*AVAILABLE RECORDS*
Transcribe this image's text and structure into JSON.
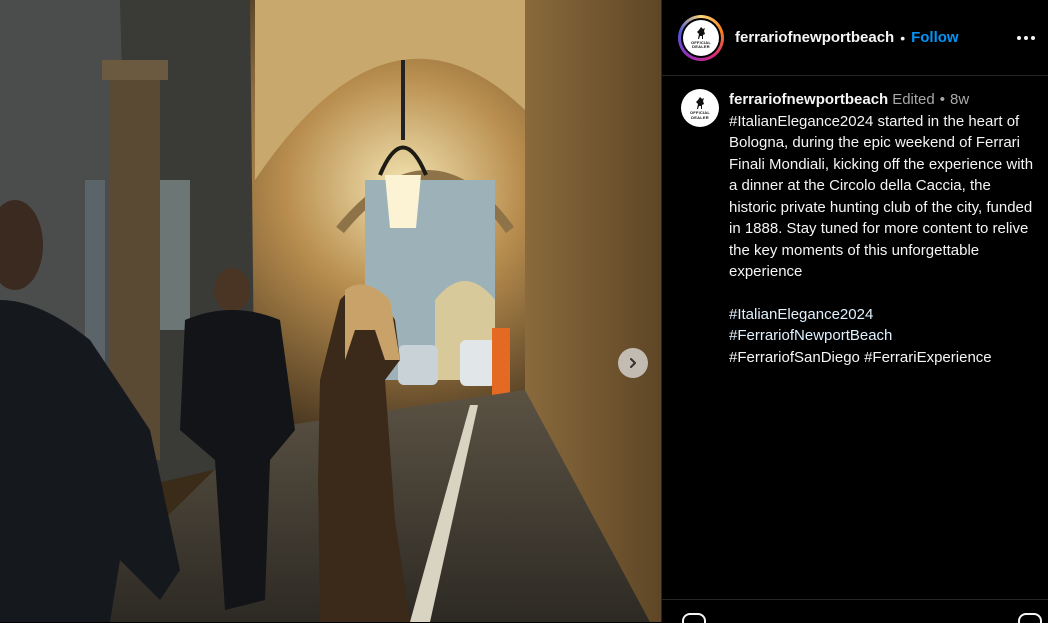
{
  "post": {
    "username": "ferrariofnewportbeach",
    "follow_label": "Follow",
    "avatar_badge_line1": "OFFICIAL",
    "avatar_badge_line2": "DEALER"
  },
  "caption": {
    "username": "ferrariofnewportbeach",
    "edited": "Edited",
    "separator": "•",
    "age": "8w",
    "text": "#ItalianElegance2024 started in the heart of Bologna, during the epic weekend of Ferrari Finali Mondiali, kicking off the experience with a dinner at the Circolo della Caccia, the historic private hunting club of the city, funded in 1888. Stay tuned for more content to relive the key moments of this unforgettable experience",
    "hashtags": [
      "#ItalianElegance2024",
      "#FerrariofNewportBeach",
      "#FerrariofSanDiego",
      "#FerrariExperience"
    ]
  },
  "icons": {
    "more": "more-horizontal-icon",
    "next": "chevron-right-icon",
    "logo": "prancing-horse-icon"
  },
  "colors": {
    "follow": "#0095f6",
    "background": "#000000",
    "muted_text": "#a8a8a8"
  }
}
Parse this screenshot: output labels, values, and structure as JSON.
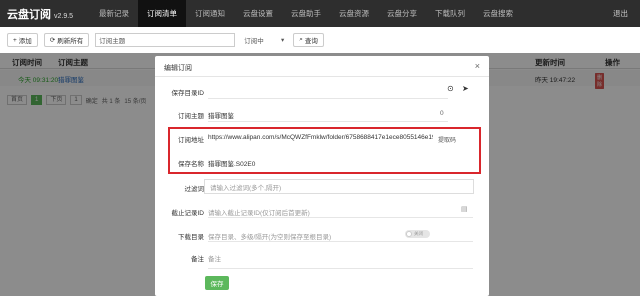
{
  "navbar": {
    "brand": "云盘订阅",
    "version": "v2.9.5",
    "items": [
      "最新记录",
      "订阅清单",
      "订阅通知",
      "云盘设置",
      "云盘助手",
      "云盘资源",
      "云盘分享",
      "下载队列",
      "云盘搜索"
    ],
    "active_index": 1,
    "exit": "退出"
  },
  "toolbar": {
    "add_label": "添加",
    "refresh_all_label": "刷新所有",
    "topic_label": "订阅主题",
    "status_select": "订阅中",
    "query_label": "查询"
  },
  "table": {
    "headers": {
      "time": "订阅时间",
      "topic": "订阅主题",
      "update": "更新时间",
      "ops": "操作"
    },
    "row": {
      "time": "今天 09:31:20",
      "topic": "猎罪图鉴",
      "update": "昨天 19:47:22",
      "op_edit": "编辑",
      "op_delete": "删除"
    }
  },
  "pager": {
    "current": "1",
    "first": "首页",
    "prev": "上页",
    "next": "下页",
    "last": "尾页",
    "goto": "1",
    "confirm": "确定",
    "total_count": "共 1 条",
    "per_page": "15 条/页"
  },
  "modal": {
    "title": "编辑订阅",
    "close": "×",
    "fields": {
      "save_dir_id": {
        "label": "保存目录ID",
        "value": ""
      },
      "topic": {
        "label": "订阅主题",
        "value": "猎罪图鉴",
        "count": "0"
      },
      "address": {
        "label": "订阅地址",
        "value": "https://www.alipan.com/s/McQWZfFmklw/folder/6758688417e1ece8055146e190",
        "action": "提取码"
      },
      "save_name": {
        "label": "保存名称",
        "value": "猎罪图鉴.S02E0"
      },
      "filter": {
        "label": "过滤词",
        "placeholder": "请输入过滤词(多个,隔开)"
      },
      "stop_id": {
        "label": "截止记录ID",
        "placeholder": "请输入截止记录ID(仅订阅后首更新)"
      },
      "download_dir": {
        "label": "下载目录",
        "placeholder": "保存目录、多级/隔开(为空则保存至根目录)",
        "toggle": "关闭"
      },
      "note": {
        "label": "备注",
        "placeholder": "备注"
      }
    },
    "save_label": "保存"
  }
}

*WHAT THE EXERCISE ASKS*
Exclude the pictures, and transcribe all of the material exactly.

*EXERCISE ANSWER*
Transcribe this image's text and structure into JSON.
{
  "post": {
    "username": "ferrariofnewportbeach",
    "follow_label": "Follow",
    "avatar_badge_line1": "OFFICIAL",
    "avatar_badge_line2": "DEALER"
  },
  "caption": {
    "username": "ferrariofnewportbeach",
    "edited": "Edited",
    "separator": "•",
    "age": "8w",
    "text": "#ItalianElegance2024 started in the heart of Bologna, during the epic weekend of Ferrari Finali Mondiali, kicking off the experience with a dinner at the Circolo della Caccia, the historic private hunting club of the city, funded in 1888. Stay tuned for more content to relive the key moments of this unforgettable experience",
    "hashtags": [
      "#ItalianElegance2024",
      "#FerrariofNewportBeach",
      "#FerrariofSanDiego",
      "#FerrariExperience"
    ]
  },
  "icons": {
    "more": "more-horizontal-icon",
    "next": "chevron-right-icon",
    "logo": "prancing-horse-icon"
  },
  "colors": {
    "follow": "#0095f6",
    "background": "#000000",
    "muted_text": "#a8a8a8"
  }
}
Parse this screenshot: output labels, values, and structure as JSON.
{
  "navbar": {
    "brand": "云盘订阅",
    "version": "v2.9.5",
    "items": [
      "最新记录",
      "订阅清单",
      "订阅通知",
      "云盘设置",
      "云盘助手",
      "云盘资源",
      "云盘分享",
      "下载队列",
      "云盘搜索"
    ],
    "active_index": 1,
    "exit": "退出"
  },
  "toolbar": {
    "add_label": "添加",
    "refresh_all_label": "刷新所有",
    "topic_label": "订阅主题",
    "status_select": "订阅中",
    "query_label": "查询"
  },
  "table": {
    "headers": {
      "time": "订阅时间",
      "topic": "订阅主题",
      "update": "更新时间",
      "ops": "操作"
    },
    "row": {
      "time": "今天 09:31:20",
      "topic": "猎罪图鉴",
      "update": "昨天 19:47:22",
      "op_edit": "编辑",
      "op_delete": "删除"
    }
  },
  "pager": {
    "current": "1",
    "first": "首页",
    "prev": "上页",
    "next": "下页",
    "last": "尾页",
    "goto": "1",
    "confirm": "确定",
    "total_count": "共 1 条",
    "per_page": "15 条/页"
  },
  "modal": {
    "title": "编辑订阅",
    "close": "×",
    "fields": {
      "save_dir_id": {
        "label": "保存目录ID",
        "value": ""
      },
      "topic": {
        "label": "订阅主题",
        "value": "猎罪图鉴",
        "count": "0"
      },
      "address": {
        "label": "订阅地址",
        "value": "https://www.alipan.com/s/McQWZfFmklw/folder/6758688417e1ece8055146e190",
        "action": "提取码"
      },
      "save_name": {
        "label": "保存名称",
        "value": "猎罪图鉴.S02E0"
      },
      "filter": {
        "label": "过滤词",
        "placeholder": "请输入过滤词(多个,隔开)"
      },
      "stop_id": {
        "label": "截止记录ID",
        "placeholder": "请输入截止记录ID(仅订阅后首更新)"
      },
      "download_dir": {
        "label": "下载目录",
        "placeholder": "保存目录、多级/隔开(为空则保存至根目录)",
        "toggle": "关闭"
      },
      "note": {
        "label": "备注",
        "placeholder": "备注"
      }
    },
    "save_label": "保存"
  }
}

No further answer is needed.